#### What you will do:
A: Answer these about the text on supplier codes of conduct:
(i) How are these codes most often expressed?
(ii) What does the organization in Response #5 generally send back to the other party?
(iii) What does the side agreement in the middle approach say about the two parties' Codes of Conduct?
B: Can you write out the text on supplier codes of conduct from "Call me cynical, but" up to and including "take a look.", switching "ludicrous" to "absurd"?
C: Carry on the text about supplier codes of conduct, starting after its final sentence.

#### Text extract:
Call me cynical, but the idea that a supplier would fire all of their child labor so that they could sign one of these in order to get the business is ludicrous. Miscreants aren't going to be scared straight by a supplier code; they're going to lie about it and sign anyway.
 
All of these codes say basically the same thing – don't do bad things, like bribe people (already a crime in most places), don't hire kids, pay fair wages, etc. They are most often expressed as a company's "expectations" for their suppliers, so really aren't contracts that would be enforced with damages. On the other hand, many carry audit and inspection rights, so if there is a problem your buyer can come take a look.
 
For domestic U.S. businesses all of this is a colossal waste of time and money. The practice in my industry is to take a quick look to see if there's something in the Code that does not make sense, sign it, throw them in the drawer and not worry about it – unless of course your company happens to violate a pile of laws already, in which case the code is not your real problem.3
 
Response #4: Basically, for those of us who push back against contractual commitments to codes, we ask that the requestor recognize the equivalency of our codes or compliance programs. This approach mainly works, but sometimes it gets down to a negotiated contractual statement with minor adjustments or wording.4
 
Response #5: Our approach is that we do not agree to other parties Code of Conduct. We generally send a letter back with a link to our Code of Conduct and explain that we will manage our organization in accordance with our Code of Conduct. We will sometimes allow them to audit based on their Code of Conduct but such results will not constitute a "breach." We sometimes allow the other party to terminate if their audit reveals that we are not aligned with their Code of Conduct and we choose not to take corrective actions (we've never actually had a situation like this).
 
If the customer won't agree, we have a middle approach where we enter into a side agreement that effectively says both parties have reviewed each others Code of Conduct and agree that they are consistent and each will manage to its own Code of Conduct. In the end it is not all that different than approach one but is sometimes a "feel" good approach.

#### Stored rows:
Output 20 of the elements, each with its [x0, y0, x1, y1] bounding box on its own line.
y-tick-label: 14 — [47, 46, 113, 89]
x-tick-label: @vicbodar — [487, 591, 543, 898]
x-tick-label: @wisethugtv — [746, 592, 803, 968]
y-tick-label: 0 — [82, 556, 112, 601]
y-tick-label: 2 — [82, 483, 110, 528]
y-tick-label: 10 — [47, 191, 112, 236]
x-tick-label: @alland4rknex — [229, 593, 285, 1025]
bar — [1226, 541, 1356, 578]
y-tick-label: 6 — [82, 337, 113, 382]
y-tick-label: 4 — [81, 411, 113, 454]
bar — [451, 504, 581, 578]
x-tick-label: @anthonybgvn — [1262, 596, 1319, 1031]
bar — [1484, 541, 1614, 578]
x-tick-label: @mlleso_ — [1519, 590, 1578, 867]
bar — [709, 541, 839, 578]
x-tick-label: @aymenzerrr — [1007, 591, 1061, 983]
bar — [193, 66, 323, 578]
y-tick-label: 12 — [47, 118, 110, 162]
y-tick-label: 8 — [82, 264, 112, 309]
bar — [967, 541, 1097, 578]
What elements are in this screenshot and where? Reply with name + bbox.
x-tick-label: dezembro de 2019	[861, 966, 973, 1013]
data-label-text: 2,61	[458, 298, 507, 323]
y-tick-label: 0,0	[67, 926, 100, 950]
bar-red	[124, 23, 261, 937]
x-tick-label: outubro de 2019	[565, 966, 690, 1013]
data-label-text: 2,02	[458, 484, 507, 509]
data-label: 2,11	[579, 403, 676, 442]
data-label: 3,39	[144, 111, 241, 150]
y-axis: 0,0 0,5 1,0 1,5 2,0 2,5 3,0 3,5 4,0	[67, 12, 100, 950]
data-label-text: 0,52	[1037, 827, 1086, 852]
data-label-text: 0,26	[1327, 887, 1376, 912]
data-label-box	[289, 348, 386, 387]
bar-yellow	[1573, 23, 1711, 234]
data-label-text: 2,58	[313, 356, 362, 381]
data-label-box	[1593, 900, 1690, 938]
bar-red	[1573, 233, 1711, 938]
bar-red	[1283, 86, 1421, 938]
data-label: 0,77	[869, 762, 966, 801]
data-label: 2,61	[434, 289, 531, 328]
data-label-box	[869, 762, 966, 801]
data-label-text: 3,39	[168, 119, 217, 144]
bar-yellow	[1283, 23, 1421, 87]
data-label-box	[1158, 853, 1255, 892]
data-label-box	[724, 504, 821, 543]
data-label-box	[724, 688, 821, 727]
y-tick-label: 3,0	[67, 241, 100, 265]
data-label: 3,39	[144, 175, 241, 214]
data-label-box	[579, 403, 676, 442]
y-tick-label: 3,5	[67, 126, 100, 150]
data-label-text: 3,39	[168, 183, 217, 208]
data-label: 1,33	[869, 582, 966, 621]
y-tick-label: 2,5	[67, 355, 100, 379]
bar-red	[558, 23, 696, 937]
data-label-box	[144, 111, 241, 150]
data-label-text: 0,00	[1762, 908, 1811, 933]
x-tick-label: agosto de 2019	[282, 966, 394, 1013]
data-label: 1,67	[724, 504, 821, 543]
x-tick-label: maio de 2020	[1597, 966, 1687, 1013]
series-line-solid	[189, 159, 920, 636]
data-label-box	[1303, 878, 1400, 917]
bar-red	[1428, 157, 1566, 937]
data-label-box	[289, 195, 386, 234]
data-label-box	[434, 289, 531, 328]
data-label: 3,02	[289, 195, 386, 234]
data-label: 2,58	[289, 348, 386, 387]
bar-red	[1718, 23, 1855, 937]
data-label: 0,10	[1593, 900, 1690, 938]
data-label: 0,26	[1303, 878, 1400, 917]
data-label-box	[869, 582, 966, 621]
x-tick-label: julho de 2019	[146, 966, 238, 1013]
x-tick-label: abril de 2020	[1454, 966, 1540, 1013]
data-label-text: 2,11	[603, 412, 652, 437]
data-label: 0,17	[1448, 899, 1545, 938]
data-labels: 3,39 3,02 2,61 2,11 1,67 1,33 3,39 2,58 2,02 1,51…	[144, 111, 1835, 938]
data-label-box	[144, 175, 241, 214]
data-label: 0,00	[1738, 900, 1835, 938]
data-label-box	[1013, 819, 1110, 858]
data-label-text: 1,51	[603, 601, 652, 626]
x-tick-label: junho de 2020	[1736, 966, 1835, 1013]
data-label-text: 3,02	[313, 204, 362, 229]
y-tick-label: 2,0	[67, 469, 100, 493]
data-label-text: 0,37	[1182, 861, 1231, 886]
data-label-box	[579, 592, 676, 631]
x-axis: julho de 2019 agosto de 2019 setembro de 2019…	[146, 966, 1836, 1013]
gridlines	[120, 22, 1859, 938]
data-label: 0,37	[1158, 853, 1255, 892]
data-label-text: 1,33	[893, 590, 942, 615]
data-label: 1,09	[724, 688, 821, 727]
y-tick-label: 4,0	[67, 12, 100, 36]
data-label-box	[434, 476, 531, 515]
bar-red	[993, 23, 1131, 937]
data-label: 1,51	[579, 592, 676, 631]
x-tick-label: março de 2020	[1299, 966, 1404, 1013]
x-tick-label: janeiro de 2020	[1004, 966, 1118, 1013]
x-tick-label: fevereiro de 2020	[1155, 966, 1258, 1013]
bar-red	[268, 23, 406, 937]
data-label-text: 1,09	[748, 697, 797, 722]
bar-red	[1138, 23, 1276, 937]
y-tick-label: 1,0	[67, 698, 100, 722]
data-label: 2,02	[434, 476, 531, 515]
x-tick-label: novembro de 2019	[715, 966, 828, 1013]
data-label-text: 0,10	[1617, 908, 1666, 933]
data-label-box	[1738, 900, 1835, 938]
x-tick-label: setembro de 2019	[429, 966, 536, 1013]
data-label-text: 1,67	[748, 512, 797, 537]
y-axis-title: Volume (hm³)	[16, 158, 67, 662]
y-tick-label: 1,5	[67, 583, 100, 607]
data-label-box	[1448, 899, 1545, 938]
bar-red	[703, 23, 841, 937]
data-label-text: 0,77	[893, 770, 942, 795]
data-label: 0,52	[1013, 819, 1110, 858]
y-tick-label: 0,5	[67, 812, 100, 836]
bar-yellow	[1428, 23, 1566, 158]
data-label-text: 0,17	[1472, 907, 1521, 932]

#### Solved problems:
A:
(i) As a company's "expectations" for its suppliers.
(ii) A letter with a link to its own Code of Conduct, explaining that it will manage its organization in accordance with that Code.
(iii) Both parties have reviewed each other's Code of Conduct, agree that they are consistent, and each will manage to its own Code.

B:
Call me cynical, but the idea that a supplier would fire all of their child labor so that they could sign one of these in order to get the business is absurd. Miscreants aren't going to be scared straight by a supplier code; they're going to lie about it and sign anyway.
 
All of these codes say basically the same thing – don't do bad things, like bribe people (already a crime in most places), don't hire kids, pay fair wages, etc. They are most often expressed as a company's "expectations" for their suppliers, so really aren't contracts that would be enforced with damages. On the other hand, many carry audit and inspection rights, so if there is a problem your buyer can come take a look.

C:
 
Finally, during negotiations I ask counsel on the other side to advise me how they have advised other vendors to set-up a program to manage various Code of Conducts because it would take resources and obviously increase our costs. The majority of time that ends the conversation and we get to point 1 above - we will make sure we have programs to implement our own Code of Conduct. As both the General Counsel and Chief Compliance Officer I cannot manage a compliance program where I have to manage to 50 different Code of Conducts. This explanation is generally understood. I find that most of the time the request to sign the other parties Code of Conduct is really geared toward companies that do not have a Code of Conduct in place and/or is often a "drawer" exercise.5
 
Response #6: Setting aside the very valid point of how can any of us reasonably manage our company simultaneously to two or more non-parallel Codes of Conduct, I'd also suggest that when I've taken the time to actually read the other party's proffered Code that quite often it's sprinkled with the sorts of things that go beyond Code of Conduct from a 'compliance requirements' perspective and in fact incorporate more aspirational goals that are well above what are needed for legal compliance. To be clear, I'm happy if MY company, for its own reasons, wants to take on aspirational goals, but whether those aspirational goals make sense for my client to incorporate into MY company based on somebody else's aspirations is a very different question.
 
In the end, barring a serious business level discussion (as opposed to contract drafting exercises) where the two companies have come to agreement that my company needs to aspire above the law's requirements to conform with the other party's aspirations (some of which can have huge implications from a cost, or even impossibility, perspective to be frank), my take is that in a commercial contracting arrangement I'm only willing to contract for what the law requires of me and that slipping in another party's Code of Conduct should not be a substitute for well-considered business thinking by my client's management. (Which is why I still prefer the more simple representation that we both agree to obey the law, and frankly wonder why one even needs to say that since we both have to obey the law anyway, and a breach of contract claim can easily flow even without that representation if in fact a breach of law by the first party causes a contract failure or damage to the other party, and beyond that what business is it of yours if my activities really don't impact you? The time and place to decide if the character of your business partner is one you like isn't during contracting, it's during due diligence, a process that is sadly lacking in many cases.)6
1Ian Mitchell, Counsel, McCain Foods USA, Inc. (9/12/2016)
2Nadine Jones, Vice President, Compliance, Kuehne + Nagel, Inc. (9/13/2016)
3Kevin Fay, Senior Corporate Counsel, VMware, Inc. (9/12/2016)
4Lee Braem, Senior Corporate Counsel & Chief Compliance Officer, Evonik Corporation (9/13/2016)
5Doug Barkema, General Counsel, Chief Compliance Officer, Corporate Secretary, Ardent Mills, LLC (9/14/2016)
6Michael Fleming, Associate General Counsel, Cray, Inc. (9/15/2016)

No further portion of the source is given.